• [EXERCISE MATERIAL]
________

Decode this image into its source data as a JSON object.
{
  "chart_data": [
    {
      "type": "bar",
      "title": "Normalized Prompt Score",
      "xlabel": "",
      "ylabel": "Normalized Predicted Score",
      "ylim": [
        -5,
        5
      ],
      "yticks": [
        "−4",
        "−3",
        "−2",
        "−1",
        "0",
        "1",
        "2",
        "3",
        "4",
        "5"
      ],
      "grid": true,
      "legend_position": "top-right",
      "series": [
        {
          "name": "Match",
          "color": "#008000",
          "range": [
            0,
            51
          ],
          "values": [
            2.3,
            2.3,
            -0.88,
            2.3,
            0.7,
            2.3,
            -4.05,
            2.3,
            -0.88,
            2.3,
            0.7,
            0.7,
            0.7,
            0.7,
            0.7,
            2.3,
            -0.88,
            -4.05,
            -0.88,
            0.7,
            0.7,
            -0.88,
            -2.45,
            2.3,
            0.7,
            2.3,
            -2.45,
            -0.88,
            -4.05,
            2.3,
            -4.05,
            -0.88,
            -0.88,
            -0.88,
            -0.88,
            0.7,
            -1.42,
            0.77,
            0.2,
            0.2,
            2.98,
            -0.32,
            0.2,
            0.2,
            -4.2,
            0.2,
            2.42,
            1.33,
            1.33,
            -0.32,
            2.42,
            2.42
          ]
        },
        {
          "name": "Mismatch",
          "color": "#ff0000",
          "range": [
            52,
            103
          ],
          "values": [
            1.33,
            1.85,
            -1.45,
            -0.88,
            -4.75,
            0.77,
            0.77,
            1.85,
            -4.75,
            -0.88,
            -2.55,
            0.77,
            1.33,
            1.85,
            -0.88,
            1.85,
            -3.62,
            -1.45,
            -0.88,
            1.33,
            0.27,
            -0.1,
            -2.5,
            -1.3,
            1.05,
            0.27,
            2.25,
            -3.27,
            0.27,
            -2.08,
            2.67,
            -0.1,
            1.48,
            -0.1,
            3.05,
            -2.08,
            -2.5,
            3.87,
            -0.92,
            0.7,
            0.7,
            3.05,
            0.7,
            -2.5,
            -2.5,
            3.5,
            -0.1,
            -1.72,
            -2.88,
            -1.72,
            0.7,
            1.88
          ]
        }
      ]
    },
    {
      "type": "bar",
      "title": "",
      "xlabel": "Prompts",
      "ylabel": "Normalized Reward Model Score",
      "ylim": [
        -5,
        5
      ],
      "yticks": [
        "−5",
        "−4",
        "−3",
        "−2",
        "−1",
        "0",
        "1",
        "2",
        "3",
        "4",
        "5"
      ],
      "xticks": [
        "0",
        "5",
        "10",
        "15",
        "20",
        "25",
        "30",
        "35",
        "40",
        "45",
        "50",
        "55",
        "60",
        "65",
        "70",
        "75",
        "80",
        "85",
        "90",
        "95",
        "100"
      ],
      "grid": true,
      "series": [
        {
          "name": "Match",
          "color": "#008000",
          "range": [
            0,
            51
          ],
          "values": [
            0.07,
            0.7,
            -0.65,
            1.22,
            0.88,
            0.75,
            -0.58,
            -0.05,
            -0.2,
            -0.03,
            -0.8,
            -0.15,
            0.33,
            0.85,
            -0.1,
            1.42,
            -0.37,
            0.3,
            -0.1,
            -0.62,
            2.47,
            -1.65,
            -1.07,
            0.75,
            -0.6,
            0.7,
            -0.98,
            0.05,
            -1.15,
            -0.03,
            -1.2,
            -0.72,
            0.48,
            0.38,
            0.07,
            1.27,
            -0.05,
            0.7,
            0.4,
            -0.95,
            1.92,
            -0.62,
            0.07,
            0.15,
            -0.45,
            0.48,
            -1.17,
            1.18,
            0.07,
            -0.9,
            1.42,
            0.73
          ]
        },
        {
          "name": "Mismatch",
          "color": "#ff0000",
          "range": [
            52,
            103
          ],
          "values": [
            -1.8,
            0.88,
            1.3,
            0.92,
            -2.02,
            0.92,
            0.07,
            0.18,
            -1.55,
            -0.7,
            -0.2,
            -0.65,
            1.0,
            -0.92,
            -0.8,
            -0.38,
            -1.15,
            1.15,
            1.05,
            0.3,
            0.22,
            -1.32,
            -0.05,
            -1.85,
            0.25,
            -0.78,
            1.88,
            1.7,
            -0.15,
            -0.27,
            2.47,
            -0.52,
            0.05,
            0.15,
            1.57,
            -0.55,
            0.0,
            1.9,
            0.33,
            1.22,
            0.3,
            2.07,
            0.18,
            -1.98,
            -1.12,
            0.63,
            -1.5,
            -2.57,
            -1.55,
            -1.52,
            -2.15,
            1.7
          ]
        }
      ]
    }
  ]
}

________

Please reproduce all of the entries exactly as they stand.

• [ANSWER TO THE TASK]
Decode this image into its source data as a JSON object.
{
  "chart_data": [
    {
      "type": "bar",
      "title": "Normalized Prompt Score",
      "xlabel": "",
      "ylabel": "Normalized Predicted Score",
      "ylim": [
        -5,
        5
      ],
      "yticks": [
        "−4",
        "−3",
        "−2",
        "−1",
        "0",
        "1",
        "2",
        "3",
        "4",
        "5"
      ],
      "grid": true,
      "legend_position": "top-right",
      "series": [
        {
          "name": "Match",
          "color": "#008000",
          "range": [
            0,
            51
          ],
          "values": [
            2.3,
            2.3,
            -0.88,
            2.3,
            0.7,
            2.3,
            -4.05,
            2.3,
            -0.88,
            2.3,
            0.7,
            0.7,
            0.7,
            0.7,
            0.7,
            2.3,
            -0.88,
            -4.05,
            -0.88,
            0.7,
            0.7,
            -0.88,
            -2.45,
            2.3,
            0.7,
            2.3,
            -2.45,
            -0.88,
            -4.05,
            2.3,
            -4.05,
            -0.88,
            -0.88,
            -0.88,
            -0.88,
            0.7,
            -1.42,
            0.77,
            0.2,
            0.2,
            2.98,
            -0.32,
            0.2,
            0.2,
            -4.2,
            0.2,
            2.42,
            1.33,
            1.33,
            -0.32,
            2.42,
            2.42
          ]
        },
        {
          "name": "Mismatch",
          "color": "#ff0000",
          "range": [
            52,
            103
          ],
          "values": [
            1.33,
            1.85,
            -1.45,
            -0.88,
            -4.75,
            0.77,
            0.77,
            1.85,
            -4.75,
            -0.88,
            -2.55,
            0.77,
            1.33,
            1.85,
            -0.88,
            1.85,
            -3.62,
            -1.45,
            -0.88,
            1.33,
            0.27,
            -0.1,
            -2.5,
            -1.3,
            1.05,
            0.27,
            2.25,
            -3.27,
            0.27,
            -2.08,
            2.67,
            -0.1,
            1.48,
            -0.1,
            3.05,
            -2.08,
            -2.5,
            3.87,
            -0.92,
            0.7,
            0.7,
            3.05,
            0.7,
            -2.5,
            -2.5,
            3.5,
            -0.1,
            -1.72,
            -2.88,
            -1.72,
            0.7,
            1.88
          ]
        }
      ]
    },
    {
      "type": "bar",
      "title": "",
      "xlabel": "Prompts",
      "ylabel": "Normalized Reward Model Score",
      "ylim": [
        -5,
        5
      ],
      "yticks": [
        "−5",
        "−4",
        "−3",
        "−2",
        "−1",
        "0",
        "1",
        "2",
        "3",
        "4",
        "5"
      ],
      "xticks": [
        "0",
        "5",
        "10",
        "15",
        "20",
        "25",
        "30",
        "35",
        "40",
        "45",
        "50",
        "55",
        "60",
        "65",
        "70",
        "75",
        "80",
        "85",
        "90",
        "95",
        "100"
      ],
      "grid": true,
      "series": [
        {
          "name": "Match",
          "color": "#008000",
          "range": [
            0,
            51
          ],
          "values": [
            0.07,
            0.7,
            -0.65,
            1.22,
            0.88,
            0.75,
            -0.58,
            -0.05,
            -0.2,
            -0.03,
            -0.8,
            -0.15,
            0.33,
            0.85,
            -0.1,
            1.42,
            -0.37,
            0.3,
            -0.1,
            -0.62,
            2.47,
            -1.65,
            -1.07,
            0.75,
            -0.6,
            0.7,
            -0.98,
            0.05,
            -1.15,
            -0.03,
            -1.2,
            -0.72,
            0.48,
            0.38,
            0.07,
            1.27,
            -0.05,
            0.7,
            0.4,
            -0.95,
            1.92,
            -0.62,
            0.07,
            0.15,
            -0.45,
            0.48,
            -1.17,
            1.18,
            0.07,
            -0.9,
            1.42,
            0.73
          ]
        },
        {
          "name": "Mismatch",
          "color": "#ff0000",
          "range": [
            52,
            103
          ],
          "values": [
            -1.8,
            0.88,
            1.3,
            0.92,
            -2.02,
            0.92,
            0.07,
            0.18,
            -1.55,
            -0.7,
            -0.2,
            -0.65,
            1.0,
            -0.92,
            -0.8,
            -0.38,
            -1.15,
            1.15,
            1.05,
            0.3,
            0.22,
            -1.32,
            -0.05,
            -1.85,
            0.25,
            -0.78,
            1.88,
            1.7,
            -0.15,
            -0.27,
            2.47,
            -0.52,
            0.05,
            0.15,
            1.57,
            -0.55,
            0.0,
            1.9,
            0.33,
            1.22,
            0.3,
            2.07,
            0.18,
            -1.98,
            -1.12,
            0.63,
            -1.5,
            -2.57,
            -1.55,
            -1.52,
            -2.15,
            1.7
          ]
        }
      ]
    }
  ]
}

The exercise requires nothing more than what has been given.